PROVIDED DATA »
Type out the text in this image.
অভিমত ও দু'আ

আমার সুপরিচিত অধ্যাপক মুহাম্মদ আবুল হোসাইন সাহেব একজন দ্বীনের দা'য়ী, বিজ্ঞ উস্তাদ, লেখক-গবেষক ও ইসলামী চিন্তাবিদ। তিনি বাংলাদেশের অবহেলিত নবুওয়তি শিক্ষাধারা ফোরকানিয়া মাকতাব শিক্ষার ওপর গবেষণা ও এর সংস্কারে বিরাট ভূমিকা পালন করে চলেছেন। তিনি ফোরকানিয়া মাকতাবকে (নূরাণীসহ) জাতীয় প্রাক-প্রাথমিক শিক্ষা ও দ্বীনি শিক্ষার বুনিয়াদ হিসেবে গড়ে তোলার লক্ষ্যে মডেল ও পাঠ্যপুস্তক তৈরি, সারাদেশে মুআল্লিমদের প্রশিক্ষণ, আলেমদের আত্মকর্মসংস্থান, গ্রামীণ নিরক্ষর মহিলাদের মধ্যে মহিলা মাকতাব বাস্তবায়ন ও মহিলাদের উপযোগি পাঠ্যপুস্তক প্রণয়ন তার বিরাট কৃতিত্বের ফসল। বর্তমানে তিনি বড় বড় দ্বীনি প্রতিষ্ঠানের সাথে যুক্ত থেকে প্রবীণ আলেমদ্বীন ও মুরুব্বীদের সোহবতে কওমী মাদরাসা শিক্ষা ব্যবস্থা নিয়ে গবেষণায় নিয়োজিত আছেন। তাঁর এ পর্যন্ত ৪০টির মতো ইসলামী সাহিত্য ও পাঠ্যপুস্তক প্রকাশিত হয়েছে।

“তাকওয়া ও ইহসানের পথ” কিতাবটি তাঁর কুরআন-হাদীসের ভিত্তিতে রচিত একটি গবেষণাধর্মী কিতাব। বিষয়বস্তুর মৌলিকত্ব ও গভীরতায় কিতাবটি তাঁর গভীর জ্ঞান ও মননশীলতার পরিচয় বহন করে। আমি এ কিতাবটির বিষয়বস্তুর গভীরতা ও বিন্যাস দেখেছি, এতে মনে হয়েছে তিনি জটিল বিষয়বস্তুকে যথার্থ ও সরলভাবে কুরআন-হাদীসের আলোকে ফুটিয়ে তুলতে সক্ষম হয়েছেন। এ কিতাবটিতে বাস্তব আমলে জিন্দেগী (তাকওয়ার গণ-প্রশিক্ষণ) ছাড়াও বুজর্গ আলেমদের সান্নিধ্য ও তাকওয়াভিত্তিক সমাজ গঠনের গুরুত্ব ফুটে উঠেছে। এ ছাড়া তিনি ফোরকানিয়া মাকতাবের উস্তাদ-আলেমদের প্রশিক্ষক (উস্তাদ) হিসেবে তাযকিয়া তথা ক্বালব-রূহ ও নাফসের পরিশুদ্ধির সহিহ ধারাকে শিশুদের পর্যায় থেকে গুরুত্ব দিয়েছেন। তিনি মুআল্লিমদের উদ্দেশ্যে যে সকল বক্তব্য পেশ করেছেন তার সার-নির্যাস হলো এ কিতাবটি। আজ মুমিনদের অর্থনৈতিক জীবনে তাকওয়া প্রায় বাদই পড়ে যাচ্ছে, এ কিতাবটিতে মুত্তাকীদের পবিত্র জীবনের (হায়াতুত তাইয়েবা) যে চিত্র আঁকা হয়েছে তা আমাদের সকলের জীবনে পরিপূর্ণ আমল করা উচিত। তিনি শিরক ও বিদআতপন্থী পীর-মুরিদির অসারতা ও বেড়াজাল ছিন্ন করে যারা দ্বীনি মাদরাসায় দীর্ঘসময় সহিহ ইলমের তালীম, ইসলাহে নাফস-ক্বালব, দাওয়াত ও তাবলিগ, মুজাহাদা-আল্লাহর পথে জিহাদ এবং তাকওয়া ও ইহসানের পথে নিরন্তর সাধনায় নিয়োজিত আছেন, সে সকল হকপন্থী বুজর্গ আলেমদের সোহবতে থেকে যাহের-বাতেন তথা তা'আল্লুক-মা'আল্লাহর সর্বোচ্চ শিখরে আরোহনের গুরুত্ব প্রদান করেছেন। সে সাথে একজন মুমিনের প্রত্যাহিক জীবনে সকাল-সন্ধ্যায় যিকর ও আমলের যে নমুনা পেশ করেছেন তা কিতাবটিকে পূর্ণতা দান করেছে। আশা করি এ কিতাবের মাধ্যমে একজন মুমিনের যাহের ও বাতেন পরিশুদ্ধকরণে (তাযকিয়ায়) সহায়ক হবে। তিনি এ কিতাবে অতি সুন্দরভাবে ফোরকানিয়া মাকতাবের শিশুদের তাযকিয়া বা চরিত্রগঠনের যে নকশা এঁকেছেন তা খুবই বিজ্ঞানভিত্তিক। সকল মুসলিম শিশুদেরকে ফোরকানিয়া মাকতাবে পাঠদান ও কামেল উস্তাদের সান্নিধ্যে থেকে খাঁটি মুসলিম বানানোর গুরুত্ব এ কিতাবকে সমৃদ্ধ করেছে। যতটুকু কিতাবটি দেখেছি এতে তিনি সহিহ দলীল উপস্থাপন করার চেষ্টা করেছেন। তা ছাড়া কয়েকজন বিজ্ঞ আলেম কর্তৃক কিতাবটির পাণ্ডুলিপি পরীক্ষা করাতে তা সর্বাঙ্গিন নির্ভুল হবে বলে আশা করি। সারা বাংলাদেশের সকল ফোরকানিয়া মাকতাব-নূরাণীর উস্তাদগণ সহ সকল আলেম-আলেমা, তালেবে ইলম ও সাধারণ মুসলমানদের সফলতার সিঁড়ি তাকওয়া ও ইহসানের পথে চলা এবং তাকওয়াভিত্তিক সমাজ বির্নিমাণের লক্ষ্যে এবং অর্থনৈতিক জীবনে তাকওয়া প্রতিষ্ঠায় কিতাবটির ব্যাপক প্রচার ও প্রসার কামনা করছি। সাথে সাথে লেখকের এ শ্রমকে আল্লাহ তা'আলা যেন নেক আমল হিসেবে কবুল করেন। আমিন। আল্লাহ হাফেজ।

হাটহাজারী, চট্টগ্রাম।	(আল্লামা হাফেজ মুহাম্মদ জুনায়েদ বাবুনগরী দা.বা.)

WHAT IS NEEDED » Output the full listing without altering anything.

EXERCISE ANSWER »
Type out the text in this image.
অভিমত ও দু'আ

আমার সুপরিচিত অধ্যাপক মুহাম্মদ আবুল হোসাইন সাহেব একজন দ্বীনের দা'য়ী, বিজ্ঞ উস্তাদ, লেখক-গবেষক ও ইসলামী চিন্তাবিদ। তিনি বাংলাদেশের অবহেলিত নবুওয়তি শিক্ষাধারা ফোরকানিয়া মাকতাব শিক্ষার ওপর গবেষণা ও এর সংস্কারে বিরাট ভূমিকা পালন করে চলেছেন। তিনি ফোরকানিয়া মাকতাবকে (নূরাণীসহ) জাতীয় প্রাক-প্রাথমিক শিক্ষা ও দ্বীনি শিক্ষার বুনিয়াদ হিসেবে গড়ে তোলার লক্ষ্যে মডেল ও পাঠ্যপুস্তক তৈরি, সারাদেশে মুআল্লিমদের প্রশিক্ষণ, আলেমদের আত্মকর্মসংস্থান, গ্রামীণ নিরক্ষর মহিলাদের মধ্যে মহিলা মাকতাব বাস্তবায়ন ও মহিলাদের উপযোগি পাঠ্যপুস্তক প্রণয়ন তার বিরাট কৃতিত্বের ফসল। বর্তমানে তিনি বড় বড় দ্বীনি প্রতিষ্ঠানের সাথে যুক্ত থেকে প্রবীণ আলেমদ্বীন ও মুরুব্বীদের সোহবতে কওমী মাদরাসা শিক্ষা ব্যবস্থা নিয়ে গবেষণায় নিয়োজিত আছেন। তাঁর এ পর্যন্ত ৪০টির মতো ইসলামী সাহিত্য ও পাঠ্যপুস্তক প্রকাশিত হয়েছে।

“তাকওয়া ও ইহসানের পথ” কিতাবটি তাঁর কুরআন-হাদীসের ভিত্তিতে রচিত একটি গবেষণাধর্মী কিতাব। বিষয়বস্তুর মৌলিকত্ব ও গভীরতায় কিতাবটি তাঁর গভীর জ্ঞান ও মননশীলতার পরিচয় বহন করে। আমি এ কিতাবটির বিষয়বস্তুর গভীরতা ও বিন্যাস দেখেছি, এতে মনে হয়েছে তিনি জটিল বিষয়বস্তুকে যথার্থ ও সরলভাবে কুরআন-হাদীসের আলোকে ফুটিয়ে তুলতে সক্ষম হয়েছেন। এ কিতাবটিতে বাস্তব আমলে জিন্দেগী (তাকওয়ার গণ-প্রশিক্ষণ) ছাড়াও বুজর্গ আলেমদের সান্নিধ্য ও তাকওয়াভিত্তিক সমাজ গঠনের গুরুত্ব ফুটে উঠেছে। এ ছাড়া তিনি ফোরকানিয়া মাকতাবের উস্তাদ-আলেমদের প্রশিক্ষক (উস্তাদ) হিসেবে তাযকিয়া তথা ক্বালব-রূহ ও নাফসের পরিশুদ্ধির সহিহ ধারাকে শিশুদের পর্যায় থেকে গুরুত্ব দিয়েছেন। তিনি মুআল্লিমদের উদ্দেশ্যে যে সকল বক্তব্য পেশ করেছেন তার সার-নির্যাস হলো এ কিতাবটি। আজ মুমিনদের অর্থনৈতিক জীবনে তাকওয়া প্রায় বাদই পড়ে যাচ্ছে, এ কিতাবটিতে মুত্তাকীদের পবিত্র জীবনের (হায়াতুত তাইয়েবা) যে চিত্র আঁকা হয়েছে তা আমাদের সকলের জীবনে পরিপূর্ণ আমল করা উচিত। তিনি শিরক ও বিদআতপন্থী পীর-মুরিদির অসারতা ও বেড়াজাল ছিন্ন করে যারা দ্বীনি মাদরাসায় দীর্ঘসময় সহিহ ইলমের তালীম, ইসলাহে নাফস-ক্বালব, দাওয়াত ও তাবলিগ, মুজাহাদা-আল্লাহর পথে জিহাদ এবং তাকওয়া ও ইহসানের পথে নিরন্তর সাধনায় নিয়োজিত আছেন, সে সকল হকপন্থী বুজর্গ আলেমদের সোহবতে থেকে যাহের-বাতেন তথা তা'আল্লুক-মা'আল্লাহর সর্বোচ্চ শিখরে আরোহনের গুরুত্ব প্রদান করেছেন। সে সাথে একজন মুমিনের প্রত্যাহিক জীবনে সকাল-সন্ধ্যায় যিকর ও আমলের যে নমুনা পেশ করেছেন তা কিতাবটিকে পূর্ণতা দান করেছে। আশা করি এ কিতাবের মাধ্যমে একজন মুমিনের যাহের ও বাতেন পরিশুদ্ধকরণে (তাযকিয়ায়) সহায়ক হবে। তিনি এ কিতাবে অতি সুন্দরভাবে ফোরকানিয়া মাকতাবের শিশুদের তাযকিয়া বা চরিত্রগঠনের যে নকশা এঁকেছেন তা খুবই বিজ্ঞানভিত্তিক। সকল মুসলিম শিশুদেরকে ফোরকানিয়া মাকতাবে পাঠদান ও কামেল উস্তাদের সান্নিধ্যে থেকে খাঁটি মুসলিম বানানোর গুরুত্ব এ কিতাবকে সমৃদ্ধ করেছে। যতটুকু কিতাবটি দেখেছি এতে তিনি সহিহ দলীল উপস্থাপন করার চেষ্টা করেছেন। তা ছাড়া কয়েকজন বিজ্ঞ আলেম কর্তৃক কিতাবটির পাণ্ডুলিপি পরীক্ষা করাতে তা সর্বাঙ্গিন নির্ভুল হবে বলে আশা করি। সারা বাংলাদেশের সকল ফোরকানিয়া মাকতাব-নূরাণীর উস্তাদগণ সহ সকল আলেম-আলেমা, তালেবে ইলম ও সাধারণ মুসলমানদের সফলতার সিঁড়ি তাকওয়া ও ইহসানের পথে চলা এবং তাকওয়াভিত্তিক সমাজ বির্নিমাণের লক্ষ্যে এবং অর্থনৈতিক জীবনে তাকওয়া প্রতিষ্ঠায় কিতাবটির ব্যাপক প্রচার ও প্রসার কামনা করছি। সাথে সাথে লেখকের এ শ্রমকে আল্লাহ তা'আলা যেন নেক আমল হিসেবে কবুল করেন। আমিন। আল্লাহ হাফেজ।

হাটহাজারী, চট্টগ্রাম।	(আল্লামা হাফেজ মুহাম্মদ জুনায়েদ বাবুনগরী দা.বা.)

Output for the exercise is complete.